**Exercise requirements**
Note each line of the listing that contains the string "text", and copy it.

--- START Material ---

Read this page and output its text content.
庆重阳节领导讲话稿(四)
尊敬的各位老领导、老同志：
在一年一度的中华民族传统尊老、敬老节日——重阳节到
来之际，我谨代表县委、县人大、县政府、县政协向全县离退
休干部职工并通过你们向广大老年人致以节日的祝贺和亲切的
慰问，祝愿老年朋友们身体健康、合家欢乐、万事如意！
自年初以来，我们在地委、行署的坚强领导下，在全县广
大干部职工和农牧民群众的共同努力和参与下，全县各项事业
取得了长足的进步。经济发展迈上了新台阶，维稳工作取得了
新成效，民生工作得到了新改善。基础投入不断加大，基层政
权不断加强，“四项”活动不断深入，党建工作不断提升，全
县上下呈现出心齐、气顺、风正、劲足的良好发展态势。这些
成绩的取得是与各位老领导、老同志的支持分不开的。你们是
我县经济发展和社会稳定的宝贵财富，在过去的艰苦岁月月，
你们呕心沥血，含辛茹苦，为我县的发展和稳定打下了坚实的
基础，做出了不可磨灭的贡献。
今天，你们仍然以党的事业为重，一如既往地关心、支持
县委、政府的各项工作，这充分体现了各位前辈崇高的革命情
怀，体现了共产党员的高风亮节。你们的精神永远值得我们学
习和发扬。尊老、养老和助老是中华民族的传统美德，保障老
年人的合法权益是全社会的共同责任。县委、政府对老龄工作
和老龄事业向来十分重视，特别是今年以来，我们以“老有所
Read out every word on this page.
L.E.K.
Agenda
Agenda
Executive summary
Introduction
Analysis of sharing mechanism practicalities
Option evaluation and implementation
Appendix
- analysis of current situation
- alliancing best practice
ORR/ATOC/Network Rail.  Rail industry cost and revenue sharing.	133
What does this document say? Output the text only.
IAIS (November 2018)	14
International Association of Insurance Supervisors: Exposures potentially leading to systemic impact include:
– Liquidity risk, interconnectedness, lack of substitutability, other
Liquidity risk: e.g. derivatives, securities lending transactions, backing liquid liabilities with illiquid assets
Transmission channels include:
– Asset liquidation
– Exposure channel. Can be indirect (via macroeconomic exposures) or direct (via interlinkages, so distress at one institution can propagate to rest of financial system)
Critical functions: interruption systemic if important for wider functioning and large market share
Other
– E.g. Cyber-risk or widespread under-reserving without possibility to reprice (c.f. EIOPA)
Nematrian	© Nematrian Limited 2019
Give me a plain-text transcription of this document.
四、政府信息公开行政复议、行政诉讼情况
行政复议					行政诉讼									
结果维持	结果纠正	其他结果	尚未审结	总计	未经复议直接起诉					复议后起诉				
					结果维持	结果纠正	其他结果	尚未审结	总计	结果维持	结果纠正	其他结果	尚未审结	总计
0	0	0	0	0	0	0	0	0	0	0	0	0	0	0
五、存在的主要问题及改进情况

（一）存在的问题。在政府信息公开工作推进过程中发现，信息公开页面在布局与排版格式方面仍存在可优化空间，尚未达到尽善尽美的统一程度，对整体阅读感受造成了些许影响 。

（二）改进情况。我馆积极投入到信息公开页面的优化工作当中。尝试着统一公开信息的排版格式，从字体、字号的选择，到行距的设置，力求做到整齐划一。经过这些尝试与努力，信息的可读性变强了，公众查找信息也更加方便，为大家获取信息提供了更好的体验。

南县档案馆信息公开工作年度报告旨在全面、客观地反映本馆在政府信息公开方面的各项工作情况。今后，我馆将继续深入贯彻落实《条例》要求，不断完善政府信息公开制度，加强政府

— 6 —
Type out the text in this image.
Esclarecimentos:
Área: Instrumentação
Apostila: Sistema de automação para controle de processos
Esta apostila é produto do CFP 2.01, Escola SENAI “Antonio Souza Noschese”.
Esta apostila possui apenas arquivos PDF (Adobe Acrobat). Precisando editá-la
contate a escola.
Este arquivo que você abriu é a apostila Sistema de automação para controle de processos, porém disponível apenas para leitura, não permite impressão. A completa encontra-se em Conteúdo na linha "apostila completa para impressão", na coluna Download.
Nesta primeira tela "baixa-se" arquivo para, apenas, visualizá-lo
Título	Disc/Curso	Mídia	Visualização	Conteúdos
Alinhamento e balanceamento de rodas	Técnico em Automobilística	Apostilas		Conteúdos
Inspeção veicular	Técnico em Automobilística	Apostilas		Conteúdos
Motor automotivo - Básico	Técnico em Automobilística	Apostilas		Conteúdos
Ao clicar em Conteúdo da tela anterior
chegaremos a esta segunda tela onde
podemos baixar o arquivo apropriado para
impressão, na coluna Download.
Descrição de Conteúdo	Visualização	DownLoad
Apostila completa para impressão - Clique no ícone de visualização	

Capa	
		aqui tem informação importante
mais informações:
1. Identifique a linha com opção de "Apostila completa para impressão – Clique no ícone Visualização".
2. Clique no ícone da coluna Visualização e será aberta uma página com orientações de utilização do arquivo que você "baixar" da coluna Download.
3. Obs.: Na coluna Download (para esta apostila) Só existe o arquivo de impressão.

--- END Material ---

**Exercise response**
Read this page and output its text content.
What does this document say? Output the text only.
Give me a plain-text transcription of this document.
Type out the text in this image.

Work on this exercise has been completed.